- _Passage provided_
══════════════════════════════
My choices had been inspired by William Sweet's April 26 New York Times op-ed piece, "The Nuclear Option." Sweet is the author of Kicking the Carbon Habit: Global Warming and The Case for Renewable and Nuclear Energy.

He was one of several pundits who seemed to have decided that the anniversary of the Chernobyl tragedy might make a good "Rehabilitate Nuclear Power's Image Day." Oddly, global warming may just make this unlikely rehabilitation possible.

Yes, nuclear power plants cost billions of dollars to build. And yes, there is that pesky problem of used radioactive fuel and the possibility of meltdowns and terrorist attacks. But there are new technologies available that make nuclear power safer and cleaner than ever before. Most important, nuclear power does not produce greenhouse gasses.

To promote the "new nuclear energy," the industry is bankrolling the Clean and Safe Energy Coalition, headed up by ex-Bush administration Environmental Protection Agency chief Christie Todd Whitman and one of the founders of Greenpeace, Patrick Moore.
══════════════════════════════
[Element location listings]

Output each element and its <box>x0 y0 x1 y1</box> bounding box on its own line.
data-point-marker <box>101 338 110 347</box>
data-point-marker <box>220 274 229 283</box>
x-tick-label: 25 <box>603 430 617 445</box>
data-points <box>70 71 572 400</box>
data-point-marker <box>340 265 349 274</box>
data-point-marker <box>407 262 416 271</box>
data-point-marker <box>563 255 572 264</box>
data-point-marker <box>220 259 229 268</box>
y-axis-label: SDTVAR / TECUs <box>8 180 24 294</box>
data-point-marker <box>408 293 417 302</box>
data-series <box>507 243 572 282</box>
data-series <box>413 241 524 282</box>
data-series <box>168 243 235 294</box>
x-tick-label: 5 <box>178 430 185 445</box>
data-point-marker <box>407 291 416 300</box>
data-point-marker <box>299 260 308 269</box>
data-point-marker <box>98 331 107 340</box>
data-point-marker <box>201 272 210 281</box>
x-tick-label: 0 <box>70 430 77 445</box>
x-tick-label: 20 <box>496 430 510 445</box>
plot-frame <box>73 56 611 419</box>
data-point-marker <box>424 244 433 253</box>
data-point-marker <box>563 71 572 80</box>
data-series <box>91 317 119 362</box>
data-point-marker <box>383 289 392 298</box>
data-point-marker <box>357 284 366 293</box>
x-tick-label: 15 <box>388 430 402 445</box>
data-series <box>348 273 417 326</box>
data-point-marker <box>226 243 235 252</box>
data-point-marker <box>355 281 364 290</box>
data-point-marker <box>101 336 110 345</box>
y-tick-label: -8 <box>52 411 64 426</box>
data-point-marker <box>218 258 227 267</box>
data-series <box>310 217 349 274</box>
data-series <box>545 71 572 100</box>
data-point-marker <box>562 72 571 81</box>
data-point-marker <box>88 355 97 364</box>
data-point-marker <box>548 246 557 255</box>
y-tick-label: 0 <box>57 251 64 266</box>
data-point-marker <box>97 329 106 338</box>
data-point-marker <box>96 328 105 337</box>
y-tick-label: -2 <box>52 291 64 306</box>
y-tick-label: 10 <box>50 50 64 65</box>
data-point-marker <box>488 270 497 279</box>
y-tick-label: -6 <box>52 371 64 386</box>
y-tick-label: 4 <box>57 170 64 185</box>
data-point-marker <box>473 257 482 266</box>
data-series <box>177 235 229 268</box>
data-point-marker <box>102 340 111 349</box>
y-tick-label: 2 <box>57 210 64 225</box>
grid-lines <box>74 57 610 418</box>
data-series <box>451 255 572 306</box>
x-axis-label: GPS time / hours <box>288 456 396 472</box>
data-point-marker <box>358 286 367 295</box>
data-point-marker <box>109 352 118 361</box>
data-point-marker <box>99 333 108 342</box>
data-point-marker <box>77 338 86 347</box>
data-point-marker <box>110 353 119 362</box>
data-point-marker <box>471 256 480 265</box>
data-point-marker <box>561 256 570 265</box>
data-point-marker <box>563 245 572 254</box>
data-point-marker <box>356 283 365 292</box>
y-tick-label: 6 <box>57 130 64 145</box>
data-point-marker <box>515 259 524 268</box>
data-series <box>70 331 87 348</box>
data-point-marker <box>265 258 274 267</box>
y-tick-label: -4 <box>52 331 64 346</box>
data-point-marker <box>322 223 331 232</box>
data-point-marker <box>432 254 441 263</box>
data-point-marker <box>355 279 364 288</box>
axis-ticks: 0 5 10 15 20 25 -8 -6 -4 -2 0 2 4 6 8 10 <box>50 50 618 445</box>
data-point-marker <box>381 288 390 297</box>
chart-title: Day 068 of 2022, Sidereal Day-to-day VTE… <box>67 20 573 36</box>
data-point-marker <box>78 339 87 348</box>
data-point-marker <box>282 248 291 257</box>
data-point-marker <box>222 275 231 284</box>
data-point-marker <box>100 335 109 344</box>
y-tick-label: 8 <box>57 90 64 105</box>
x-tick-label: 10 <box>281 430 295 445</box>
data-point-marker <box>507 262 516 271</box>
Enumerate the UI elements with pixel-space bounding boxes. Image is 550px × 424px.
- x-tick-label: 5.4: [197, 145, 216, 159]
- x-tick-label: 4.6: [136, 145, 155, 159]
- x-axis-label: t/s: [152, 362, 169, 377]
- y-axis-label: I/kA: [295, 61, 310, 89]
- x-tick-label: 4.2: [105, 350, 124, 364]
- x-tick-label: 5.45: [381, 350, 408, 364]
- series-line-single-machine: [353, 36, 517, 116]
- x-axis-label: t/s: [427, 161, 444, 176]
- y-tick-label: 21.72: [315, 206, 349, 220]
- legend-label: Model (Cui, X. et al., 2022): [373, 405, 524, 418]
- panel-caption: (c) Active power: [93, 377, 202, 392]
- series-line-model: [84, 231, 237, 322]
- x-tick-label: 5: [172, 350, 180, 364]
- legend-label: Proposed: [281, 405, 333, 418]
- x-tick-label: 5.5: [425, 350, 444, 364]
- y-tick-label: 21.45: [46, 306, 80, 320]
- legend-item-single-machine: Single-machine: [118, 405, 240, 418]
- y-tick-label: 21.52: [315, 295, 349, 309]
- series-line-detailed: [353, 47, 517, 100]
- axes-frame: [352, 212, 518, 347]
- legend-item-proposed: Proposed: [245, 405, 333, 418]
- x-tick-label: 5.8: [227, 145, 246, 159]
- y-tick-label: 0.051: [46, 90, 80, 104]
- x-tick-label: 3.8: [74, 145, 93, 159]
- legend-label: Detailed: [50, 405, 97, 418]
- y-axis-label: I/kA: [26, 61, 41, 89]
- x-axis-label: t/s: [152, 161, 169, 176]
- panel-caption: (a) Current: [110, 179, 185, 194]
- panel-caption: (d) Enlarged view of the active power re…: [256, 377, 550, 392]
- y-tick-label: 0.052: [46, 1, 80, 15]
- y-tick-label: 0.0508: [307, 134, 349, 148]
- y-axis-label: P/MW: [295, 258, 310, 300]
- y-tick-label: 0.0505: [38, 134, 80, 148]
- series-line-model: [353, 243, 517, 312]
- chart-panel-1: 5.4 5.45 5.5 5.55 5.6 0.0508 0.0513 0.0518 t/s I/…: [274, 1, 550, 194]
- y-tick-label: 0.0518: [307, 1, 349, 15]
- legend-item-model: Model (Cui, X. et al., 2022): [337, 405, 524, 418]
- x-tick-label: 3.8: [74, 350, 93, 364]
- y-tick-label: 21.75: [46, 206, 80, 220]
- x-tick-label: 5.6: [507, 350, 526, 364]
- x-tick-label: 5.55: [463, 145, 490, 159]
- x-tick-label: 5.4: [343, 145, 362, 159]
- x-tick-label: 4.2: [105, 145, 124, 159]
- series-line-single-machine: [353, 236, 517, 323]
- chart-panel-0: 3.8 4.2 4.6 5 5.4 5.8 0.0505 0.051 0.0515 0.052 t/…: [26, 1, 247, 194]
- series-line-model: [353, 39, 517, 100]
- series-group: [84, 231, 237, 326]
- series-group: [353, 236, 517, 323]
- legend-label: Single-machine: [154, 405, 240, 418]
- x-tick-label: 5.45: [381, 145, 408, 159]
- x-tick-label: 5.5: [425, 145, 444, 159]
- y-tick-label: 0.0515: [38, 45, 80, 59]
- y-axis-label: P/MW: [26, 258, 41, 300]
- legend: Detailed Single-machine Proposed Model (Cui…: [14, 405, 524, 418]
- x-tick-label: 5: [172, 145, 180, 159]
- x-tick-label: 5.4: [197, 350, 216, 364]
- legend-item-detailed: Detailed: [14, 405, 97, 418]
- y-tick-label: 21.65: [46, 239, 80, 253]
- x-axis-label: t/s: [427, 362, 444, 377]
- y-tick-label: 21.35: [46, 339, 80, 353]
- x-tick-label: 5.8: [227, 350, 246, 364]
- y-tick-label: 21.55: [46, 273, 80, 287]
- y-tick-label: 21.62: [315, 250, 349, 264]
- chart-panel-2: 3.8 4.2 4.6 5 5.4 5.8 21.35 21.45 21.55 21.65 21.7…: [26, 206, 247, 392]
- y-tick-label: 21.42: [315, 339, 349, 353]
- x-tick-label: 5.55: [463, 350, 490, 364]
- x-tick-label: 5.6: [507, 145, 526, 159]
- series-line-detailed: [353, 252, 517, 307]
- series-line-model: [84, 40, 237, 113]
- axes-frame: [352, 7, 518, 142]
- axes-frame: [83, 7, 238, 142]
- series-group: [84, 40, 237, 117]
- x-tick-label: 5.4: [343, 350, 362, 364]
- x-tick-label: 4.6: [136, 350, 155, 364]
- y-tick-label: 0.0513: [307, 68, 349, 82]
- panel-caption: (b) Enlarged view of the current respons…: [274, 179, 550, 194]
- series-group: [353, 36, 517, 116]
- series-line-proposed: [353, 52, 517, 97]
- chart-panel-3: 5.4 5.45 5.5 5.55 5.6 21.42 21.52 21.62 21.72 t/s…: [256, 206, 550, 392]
══════════════════════════════
- _Task A_
Duplicate the stretch of the nuclear power passage from "To promote the" through "Greenpeace, Patrick Moore.".
- _Task B_
In the nuclear power passage, who heads the Clean and Safe Energy Coalition?
- _Task C_
Take the nuclear power passage further, picking up after its last sentence.

- _Right answer A_
To promote the "new nuclear energy," the industry is bankrolling the Clean and Safe Energy Coalition, headed up by ex-Bush administration Environmental Protection Agency chief Christie Todd Whitman and one of the founders of Greenpeace, Patrick Moore.

- _Right answer B_
Christie Todd Whitman and Patrick Moore.

- _Right answer C_
That a former Republican EPA chief (albeit one who, when she got a good look at President Bush's environmental policies, had enough integrity to quit) should turn up as the head of a pro-nuke group isn't so surprising. Moore's involvement, though, if all you know of his bio is that he was a co-founder of Greenpeace, seems perplexing.

But sometime in the mid-'80s Moore had a falling out with the organization and an epiphany, he says, about "sustainable development." He founded Greenspirit Strategies, a business that, according to its website, "works with leading organizations in forestry, biotechnology, aquaculture, plastics and mining, developing sustainability messaging in the areas of natural resources, biodiversity, energy and climate change."

Someone who wanted to cut the good doctor a little slack might call him a "green marketer." Someone who wanted to be unkind (and there are many of these, from writers at Salon.com to his old Greenpeace colleagues) would call him a corporate shill trading on his long-dead association with the environmental movement.

A shame

Patrick Moore's gig these days involves talking-head appearances on various media outlets, lecturing at conferences and penning columns, all pitching nuclear power as the solution to global warming. His April 16 op-ed in the WashingtonPost, "Going Nuclear: A Green Makes the Case," was as much ballyhooed by conservative bloggers as it was reviled by their liberal brethren.

It's unfortunate, I think, that the Post didn't apparently do so much as a Google search on their guest writer.

I don't know how else to explain the appearance on its editorial pages of a piece written by a man who is paid by the nuclear power industry to green up its image. The Post's ombudsman is doubtless getting an earful.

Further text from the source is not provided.